> Source records
┄┄┄┄┄┄┄┄┄┄
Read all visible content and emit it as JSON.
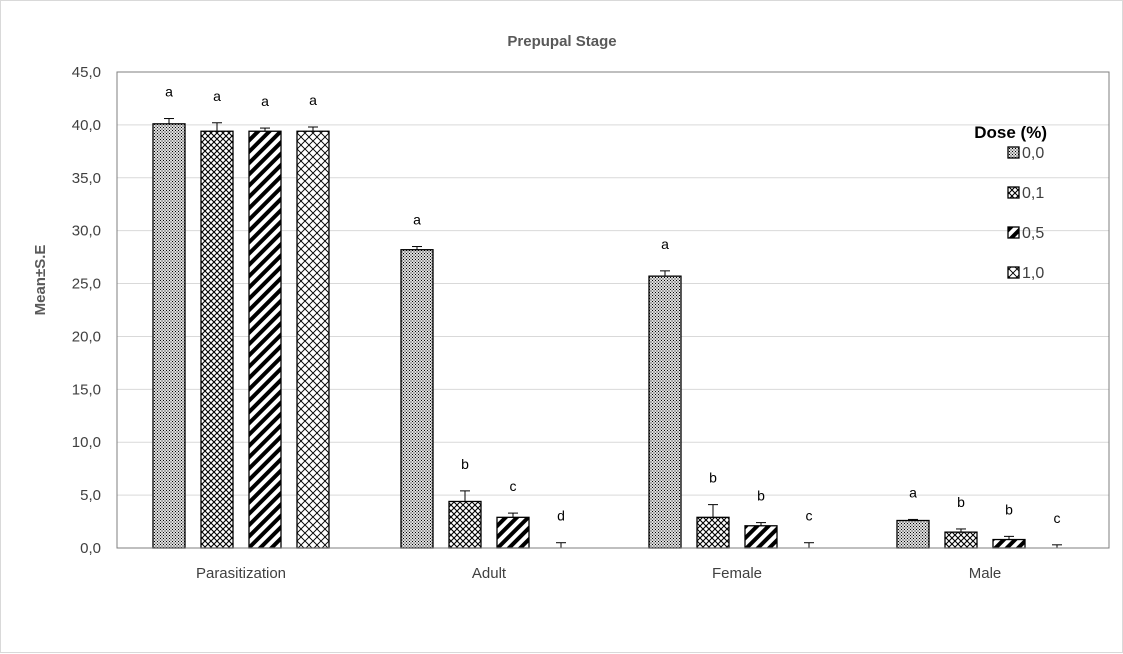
{
  "chart_data": {
    "type": "bar",
    "title": "Prepupal Stage",
    "ylabel": "Mean±S.E",
    "xlabel": "",
    "ylim": [
      0,
      45
    ],
    "yticks": [
      "0,0",
      "5,0",
      "10,0",
      "15,0",
      "20,0",
      "25,0",
      "30,0",
      "35,0",
      "40,0",
      "45,0"
    ],
    "categories": [
      "Parasitization",
      "Adult",
      "Female",
      "Male"
    ],
    "legend_title": "Dose (%)",
    "legend_position": "top-right",
    "grid": true,
    "series": [
      {
        "name": "0,0",
        "pattern": "dense-dots",
        "values": [
          40.1,
          28.2,
          25.7,
          2.6
        ],
        "errors": [
          0.5,
          0.3,
          0.5,
          0.1
        ],
        "letters": [
          "a",
          "a",
          "a",
          "a"
        ]
      },
      {
        "name": "0,1",
        "pattern": "crosshatch",
        "values": [
          39.4,
          4.4,
          2.9,
          1.5
        ],
        "errors": [
          0.8,
          1.0,
          1.2,
          0.3
        ],
        "letters": [
          "a",
          "b",
          "b",
          "b"
        ]
      },
      {
        "name": "0,5",
        "pattern": "diagonal-stripes",
        "values": [
          39.4,
          2.9,
          2.1,
          0.8
        ],
        "errors": [
          0.3,
          0.4,
          0.3,
          0.3
        ],
        "letters": [
          "a",
          "c",
          "b",
          "b"
        ]
      },
      {
        "name": "1,0",
        "pattern": "diamond-lattice",
        "values": [
          39.4,
          0.0,
          0.0,
          0.0
        ],
        "errors": [
          0.4,
          0.5,
          0.5,
          0.3
        ],
        "letters": [
          "a",
          "d",
          "c",
          "c"
        ]
      }
    ]
  }
}
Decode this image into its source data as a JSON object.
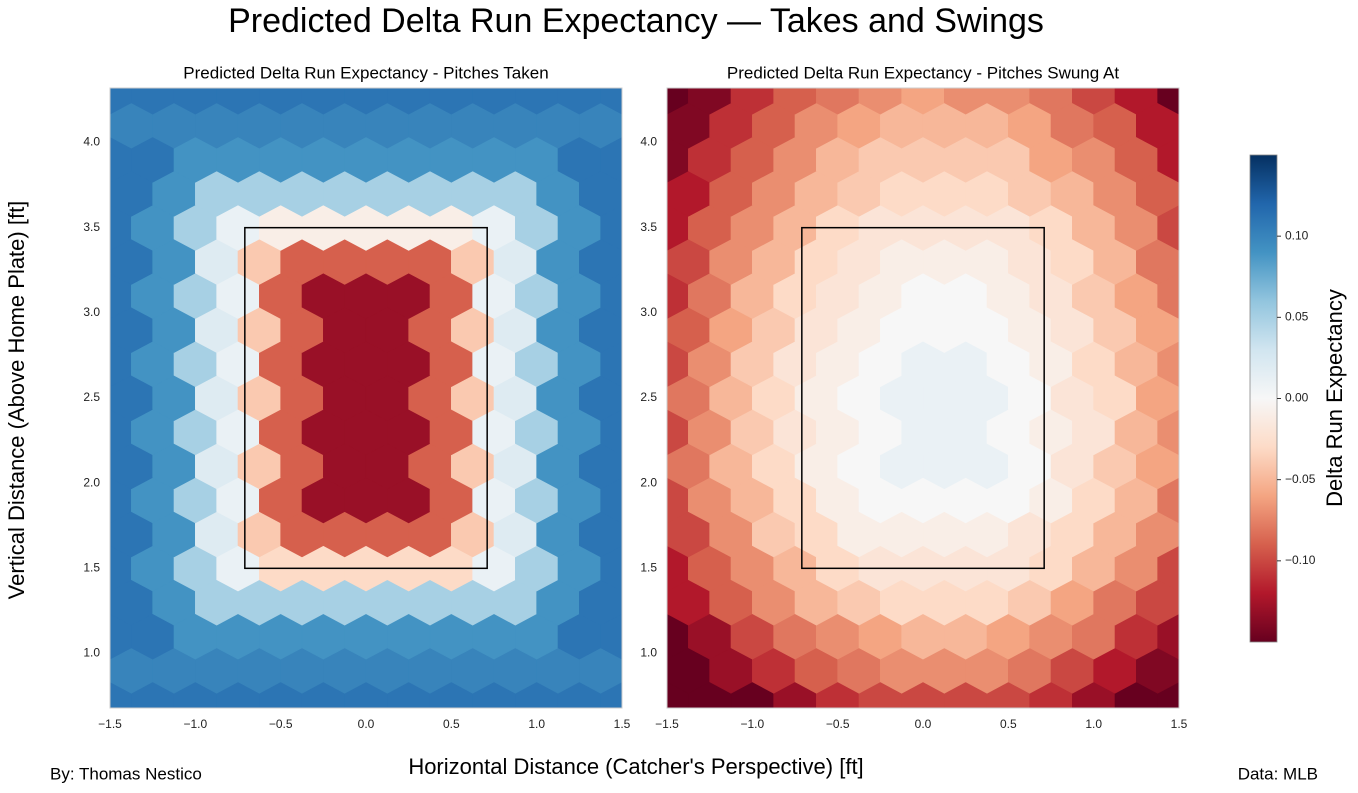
{
  "title": "Predicted Delta Run Expectancy — Takes and Swings",
  "xlabel": "Horizontal Distance (Catcher's Perspective) [ft]",
  "ylabel": "Vertical Distance (Above Home Plate) [ft]",
  "footer_left": "By: Thomas Nestico",
  "footer_right": "Data: MLB",
  "colorbar": {
    "label": "Delta Run Expectancy",
    "clim": [
      -0.15,
      0.15
    ],
    "colormap": [
      "#67001f",
      "#b2182b",
      "#d6604d",
      "#f4a582",
      "#fddbc7",
      "#f7f7f7",
      "#d1e5f0",
      "#92c5de",
      "#4393c3",
      "#2166ac",
      "#053061"
    ],
    "ticks": [
      {
        "value": 0.1,
        "label": "0.10"
      },
      {
        "value": 0.05,
        "label": "0.05"
      },
      {
        "value": 0,
        "label": "0.00"
      },
      {
        "value": -0.05,
        "label": "−0.05"
      },
      {
        "value": -0.1,
        "label": "−0.10"
      }
    ]
  },
  "chart_data": [
    {
      "type": "hexbin",
      "title": "Predicted Delta Run Expectancy - Pitches Taken",
      "xlim": [
        -1.5,
        1.5
      ],
      "ylim": [
        0.68,
        4.32
      ],
      "xticks": [
        {
          "value": -1.5,
          "label": "−1.5"
        },
        {
          "value": -1,
          "label": "−1.0"
        },
        {
          "value": -0.5,
          "label": "−0.5"
        },
        {
          "value": 0,
          "label": "0.0"
        },
        0.5,
        {
          "value": 1,
          "label": "1.0"
        },
        1.5
      ],
      "yticks": [
        {
          "value": 1,
          "label": "1.0"
        },
        1.5,
        {
          "value": 2,
          "label": "2.0"
        },
        2.5,
        {
          "value": 3,
          "label": "3.0"
        },
        3.5,
        {
          "value": 4,
          "label": "4.0"
        }
      ],
      "strike_zone": {
        "x": [
          -0.71,
          0.71
        ],
        "y": [
          1.5,
          3.5
        ]
      },
      "x_even_rows": [
        -1.5,
        -1.25,
        -1,
        -0.75,
        -0.5,
        -0.25,
        0,
        0.25,
        0.5,
        0.75,
        1,
        1.25,
        1.5
      ],
      "x_odd_rows": [
        -1.375,
        -1.125,
        -0.875,
        -0.625,
        -0.375,
        -0.125,
        0.125,
        0.375,
        0.625,
        0.875,
        1.125,
        1.375
      ],
      "y": [
        0.7,
        0.9,
        1.1,
        1.3,
        1.5,
        1.7,
        1.9,
        2.1,
        2.3,
        2.5,
        2.7,
        2.9,
        3.1,
        3.3,
        3.5,
        3.7,
        3.9,
        4.1,
        4.3
      ],
      "values": [
        [
          0.11,
          0.11,
          0.11,
          0.11,
          0.11,
          0.11,
          0.11,
          0.11,
          0.11,
          0.11,
          0.11,
          0.11,
          0.11
        ],
        [
          0.1,
          0.1,
          0.1,
          0.1,
          0.1,
          0.1,
          0.1,
          0.1,
          0.1,
          0.1,
          0.1,
          0.1
        ],
        [
          0.11,
          0.11,
          0.09,
          0.09,
          0.09,
          0.09,
          0.09,
          0.09,
          0.09,
          0.09,
          0.09,
          0.11,
          0.11
        ],
        [
          0.11,
          0.09,
          0.05,
          0.05,
          0.05,
          0.05,
          0.05,
          0.05,
          0.05,
          0.05,
          0.09,
          0.11
        ],
        [
          0.11,
          0.09,
          0.05,
          0.01,
          -0.03,
          -0.03,
          -0.03,
          -0.03,
          -0.03,
          0.01,
          0.05,
          0.09,
          0.11
        ],
        [
          0.11,
          0.09,
          0.02,
          -0.04,
          -0.09,
          -0.09,
          -0.09,
          -0.09,
          -0.04,
          0.02,
          0.09,
          0.11
        ],
        [
          0.11,
          0.09,
          0.05,
          0.01,
          -0.09,
          -0.13,
          -0.13,
          -0.13,
          -0.09,
          0.01,
          0.05,
          0.09,
          0.11
        ],
        [
          0.11,
          0.09,
          0.02,
          -0.04,
          -0.09,
          -0.13,
          -0.13,
          -0.09,
          -0.04,
          0.02,
          0.09,
          0.11
        ],
        [
          0.11,
          0.09,
          0.05,
          0.01,
          -0.09,
          -0.13,
          -0.13,
          -0.13,
          -0.09,
          0.01,
          0.05,
          0.09,
          0.11
        ],
        [
          0.11,
          0.09,
          0.02,
          -0.04,
          -0.09,
          -0.13,
          -0.13,
          -0.09,
          -0.04,
          0.02,
          0.09,
          0.11
        ],
        [
          0.11,
          0.09,
          0.05,
          0.01,
          -0.09,
          -0.13,
          -0.13,
          -0.13,
          -0.09,
          0.01,
          0.05,
          0.09,
          0.11
        ],
        [
          0.11,
          0.09,
          0.02,
          -0.04,
          -0.09,
          -0.13,
          -0.13,
          -0.09,
          -0.04,
          0.02,
          0.09,
          0.11
        ],
        [
          0.11,
          0.09,
          0.05,
          0.01,
          -0.09,
          -0.13,
          -0.13,
          -0.13,
          -0.09,
          0.01,
          0.05,
          0.09,
          0.11
        ],
        [
          0.11,
          0.09,
          0.02,
          -0.04,
          -0.09,
          -0.09,
          -0.09,
          -0.09,
          -0.04,
          0.02,
          0.09,
          0.11
        ],
        [
          0.11,
          0.09,
          0.05,
          0.01,
          -0.01,
          -0.01,
          -0.01,
          -0.01,
          -0.01,
          0.01,
          0.05,
          0.09,
          0.11
        ],
        [
          0.11,
          0.09,
          0.05,
          0.05,
          0.05,
          0.05,
          0.05,
          0.05,
          0.05,
          0.05,
          0.09,
          0.11
        ],
        [
          0.11,
          0.11,
          0.09,
          0.09,
          0.09,
          0.09,
          0.09,
          0.09,
          0.09,
          0.09,
          0.09,
          0.11,
          0.11
        ],
        [
          0.1,
          0.1,
          0.1,
          0.1,
          0.1,
          0.1,
          0.1,
          0.1,
          0.1,
          0.1,
          0.1,
          0.1
        ],
        [
          0.11,
          0.11,
          0.11,
          0.11,
          0.11,
          0.11,
          0.11,
          0.11,
          0.11,
          0.11,
          0.11,
          0.11,
          0.11
        ]
      ]
    },
    {
      "type": "hexbin",
      "title": "Predicted Delta Run Expectancy - Pitches Swung At",
      "xlim": [
        -1.5,
        1.5
      ],
      "ylim": [
        0.68,
        4.32
      ],
      "xticks": [
        {
          "value": -1.5,
          "label": "−1.5"
        },
        {
          "value": -1,
          "label": "−1.0"
        },
        {
          "value": -0.5,
          "label": "−0.5"
        },
        {
          "value": 0,
          "label": "0.0"
        },
        0.5,
        {
          "value": 1,
          "label": "1.0"
        },
        1.5
      ],
      "yticks": [
        {
          "value": 1,
          "label": "1.0"
        },
        1.5,
        {
          "value": 2,
          "label": "2.0"
        },
        2.5,
        {
          "value": 3,
          "label": "3.0"
        },
        3.5,
        {
          "value": 4,
          "label": "4.0"
        }
      ],
      "strike_zone": {
        "x": [
          -0.71,
          0.71
        ],
        "y": [
          1.5,
          3.5
        ]
      },
      "x_even_rows": [
        -1.5,
        -1.25,
        -1,
        -0.75,
        -0.5,
        -0.25,
        0,
        0.25,
        0.5,
        0.75,
        1,
        1.25,
        1.5
      ],
      "x_odd_rows": [
        -1.375,
        -1.125,
        -0.875,
        -0.625,
        -0.375,
        -0.125,
        0.125,
        0.375,
        0.625,
        0.875,
        1.125,
        1.375
      ],
      "y": [
        0.7,
        0.9,
        1.1,
        1.3,
        1.5,
        1.7,
        1.9,
        2.1,
        2.3,
        2.5,
        2.7,
        2.9,
        3.1,
        3.3,
        3.5,
        3.7,
        3.9,
        4.1,
        4.3
      ],
      "values": [
        [
          -0.2,
          -0.17,
          -0.15,
          -0.13,
          -0.11,
          -0.1,
          -0.1,
          -0.1,
          -0.1,
          -0.11,
          -0.13,
          -0.15,
          -0.18
        ],
        [
          -0.16,
          -0.13,
          -0.11,
          -0.09,
          -0.08,
          -0.07,
          -0.07,
          -0.07,
          -0.08,
          -0.1,
          -0.12,
          -0.14
        ],
        [
          -0.16,
          -0.13,
          -0.1,
          -0.08,
          -0.07,
          -0.06,
          -0.05,
          -0.05,
          -0.06,
          -0.07,
          -0.08,
          -0.11,
          -0.13
        ],
        [
          -0.12,
          -0.09,
          -0.07,
          -0.05,
          -0.04,
          -0.03,
          -0.03,
          -0.03,
          -0.04,
          -0.06,
          -0.08,
          -0.1
        ],
        [
          -0.12,
          -0.09,
          -0.07,
          -0.05,
          -0.03,
          -0.02,
          -0.02,
          -0.02,
          -0.02,
          -0.03,
          -0.05,
          -0.07,
          -0.1
        ],
        [
          -0.1,
          -0.07,
          -0.04,
          -0.03,
          -0.01,
          -0.01,
          -0.01,
          -0.01,
          -0.02,
          -0.03,
          -0.05,
          -0.07
        ],
        [
          -0.1,
          -0.07,
          -0.05,
          -0.03,
          -0.01,
          0,
          0,
          0,
          0,
          -0.01,
          -0.03,
          -0.05,
          -0.08
        ],
        [
          -0.08,
          -0.05,
          -0.03,
          -0.01,
          0,
          0.01,
          0.01,
          0.01,
          0,
          -0.02,
          -0.04,
          -0.06
        ],
        [
          -0.1,
          -0.07,
          -0.04,
          -0.02,
          -0.01,
          0,
          0.01,
          0.01,
          0,
          -0.01,
          -0.02,
          -0.05,
          -0.07
        ],
        [
          -0.08,
          -0.05,
          -0.03,
          -0.01,
          0,
          0.01,
          0.01,
          0.01,
          0,
          -0.02,
          -0.03,
          -0.06
        ],
        [
          -0.1,
          -0.07,
          -0.04,
          -0.02,
          -0.01,
          0,
          0.01,
          0.01,
          0,
          -0.01,
          -0.03,
          -0.05,
          -0.07
        ],
        [
          -0.09,
          -0.06,
          -0.04,
          -0.02,
          -0.01,
          0,
          0,
          0,
          -0.01,
          -0.02,
          -0.04,
          -0.06
        ],
        [
          -0.11,
          -0.08,
          -0.05,
          -0.03,
          -0.02,
          -0.01,
          0,
          0,
          -0.01,
          -0.02,
          -0.04,
          -0.06,
          -0.08
        ],
        [
          -0.1,
          -0.07,
          -0.05,
          -0.03,
          -0.02,
          -0.01,
          -0.01,
          -0.01,
          -0.02,
          -0.03,
          -0.05,
          -0.08
        ],
        [
          -0.12,
          -0.09,
          -0.07,
          -0.05,
          -0.03,
          -0.02,
          -0.02,
          -0.02,
          -0.02,
          -0.03,
          -0.05,
          -0.07,
          -0.1
        ],
        [
          -0.12,
          -0.09,
          -0.07,
          -0.05,
          -0.04,
          -0.03,
          -0.03,
          -0.03,
          -0.04,
          -0.05,
          -0.07,
          -0.09
        ],
        [
          -0.14,
          -0.11,
          -0.09,
          -0.07,
          -0.05,
          -0.04,
          -0.04,
          -0.04,
          -0.04,
          -0.06,
          -0.07,
          -0.09,
          -0.12
        ],
        [
          -0.14,
          -0.11,
          -0.09,
          -0.07,
          -0.06,
          -0.05,
          -0.05,
          -0.05,
          -0.06,
          -0.08,
          -0.09,
          -0.12
        ],
        [
          -0.17,
          -0.14,
          -0.11,
          -0.09,
          -0.08,
          -0.07,
          -0.06,
          -0.07,
          -0.07,
          -0.08,
          -0.1,
          -0.12,
          -0.15
        ]
      ]
    }
  ]
}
┄┄┄┄┄┄┄┄┄┄
> What is being asked
Copy out each line of the records where the string "Distance" appears.

> Right answer
  "xlabel": "Horizontal Distance (Catcher's Perspective) [ft]",
  "ylabel": "Vertical Distance (Above Home Plate) [ft]",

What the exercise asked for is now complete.